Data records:
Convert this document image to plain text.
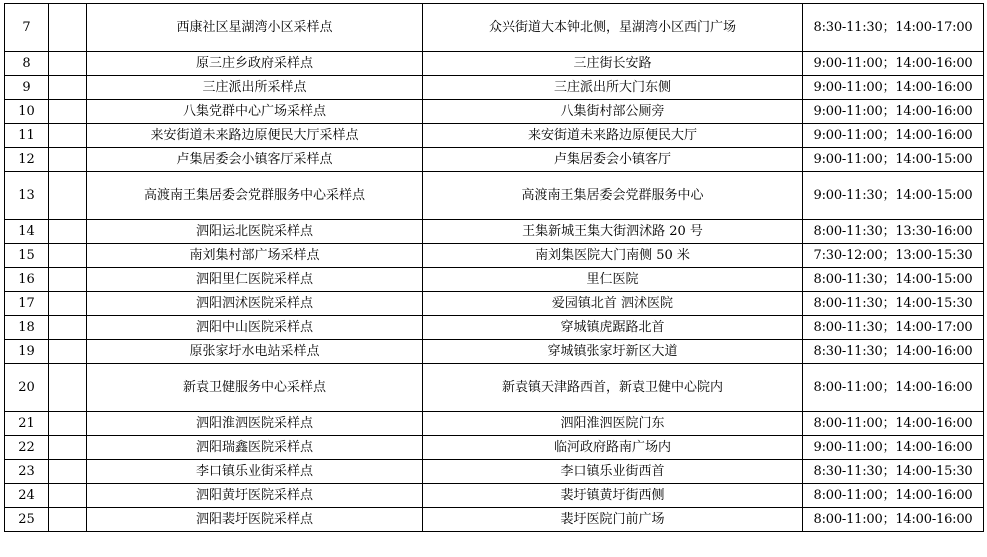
7		西康社区星湖湾小区采样点	众兴街道大本钟北侧，星湖湾小区西门广场	8:30-11:30；14:00-17:00
8		原三庄乡政府采样点	三庄街长安路	9:00-11:00；14:00-16:00
9		三庄派出所采样点	三庄派出所大门东侧	9:00-11:00；14:00-16:00
10		八集党群中心广场采样点	八集街村部公厕旁	9:00-11:00；14:00-16:00
11		来安街道未来路边原便民大厅采样点	来安街道未来路边原便民大厅	9:00-11:00；14:00-16:00
12		卢集居委会小镇客厅采样点	卢集居委会小镇客厅	9:00-11:00；14:00-15:00
13		高渡南王集居委会党群服务中心采样点	高渡南王集居委会党群服务中心	9:00-11:30；14:00-15:00
14		泗阳运北医院采样点	王集新城王集大街泗沭路 20 号	8:00-11:30；13:30-16:00
15		南刘集村部广场采样点	南刘集医院大门南侧 50 米	7:30-12:00；13:00-15:30
16		泗阳里仁医院采样点	里仁医院	8:00-11:30；14:00-15:00
17		泗阳泗沭医院采样点	爱园镇北首 泗沭医院	8:00-11:30；14:00-15:30
18		泗阳中山医院采样点	穿城镇虎踞路北首	8:00-11:30；14:00-17:00
19		原张家圩水电站采样点	穿城镇张家圩新区大道	8:30-11:30；14:00-16:00
20		新袁卫健服务中心采样点	新袁镇天津路西首，新袁卫健中心院内	8:00-11:00；14:00-16:00
21		泗阳淮泗医院采样点	泗阳淮泗医院门东	8:00-11:00；14:00-16:00
22		泗阳瑞鑫医院采样点	临河政府路南广场内	9:00-11:00；14:00-16:00
23		李口镇乐业街采样点	李口镇乐业街西首	8:30-11:30；14:00-15:30
24		泗阳黄圩医院采样点	裴圩镇黄圩街西侧	8:00-11:00；14:00-16:00
25		泗阳裴圩医院采样点	裴圩医院门前广场	8:00-11:00；14:00-16:00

Exercise requirements — Without including the pictures, reproduce all entries exactly.

Written solution —
Convert this document image to plain text.
7		西康社区星湖湾小区采样点	众兴街道大本钟北侧，星湖湾小区西门广场	8:30-11:30；14:00-17:00
8		原三庄乡政府采样点	三庄街长安路	9:00-11:00；14:00-16:00
9		三庄派出所采样点	三庄派出所大门东侧	9:00-11:00；14:00-16:00
10		八集党群中心广场采样点	八集街村部公厕旁	9:00-11:00；14:00-16:00
11		来安街道未来路边原便民大厅采样点	来安街道未来路边原便民大厅	9:00-11:00；14:00-16:00
12		卢集居委会小镇客厅采样点	卢集居委会小镇客厅	9:00-11:00；14:00-15:00
13		高渡南王集居委会党群服务中心采样点	高渡南王集居委会党群服务中心	9:00-11:30；14:00-15:00
14		泗阳运北医院采样点	王集新城王集大街泗沭路 20 号	8:00-11:30；13:30-16:00
15		南刘集村部广场采样点	南刘集医院大门南侧 50 米	7:30-12:00；13:00-15:30
16		泗阳里仁医院采样点	里仁医院	8:00-11:30；14:00-15:00
17		泗阳泗沭医院采样点	爱园镇北首 泗沭医院	8:00-11:30；14:00-15:30
18		泗阳中山医院采样点	穿城镇虎踞路北首	8:00-11:30；14:00-17:00
19		原张家圩水电站采样点	穿城镇张家圩新区大道	8:30-11:30；14:00-16:00
20		新袁卫健服务中心采样点	新袁镇天津路西首，新袁卫健中心院内	8:00-11:00；14:00-16:00
21		泗阳淮泗医院采样点	泗阳淮泗医院门东	8:00-11:00；14:00-16:00
22		泗阳瑞鑫医院采样点	临河政府路南广场内	9:00-11:00；14:00-16:00
23		李口镇乐业街采样点	李口镇乐业街西首	8:30-11:30；14:00-15:30
24		泗阳黄圩医院采样点	裴圩镇黄圩街西侧	8:00-11:00；14:00-16:00
25		泗阳裴圩医院采样点	裴圩医院门前广场	8:00-11:00；14:00-16:00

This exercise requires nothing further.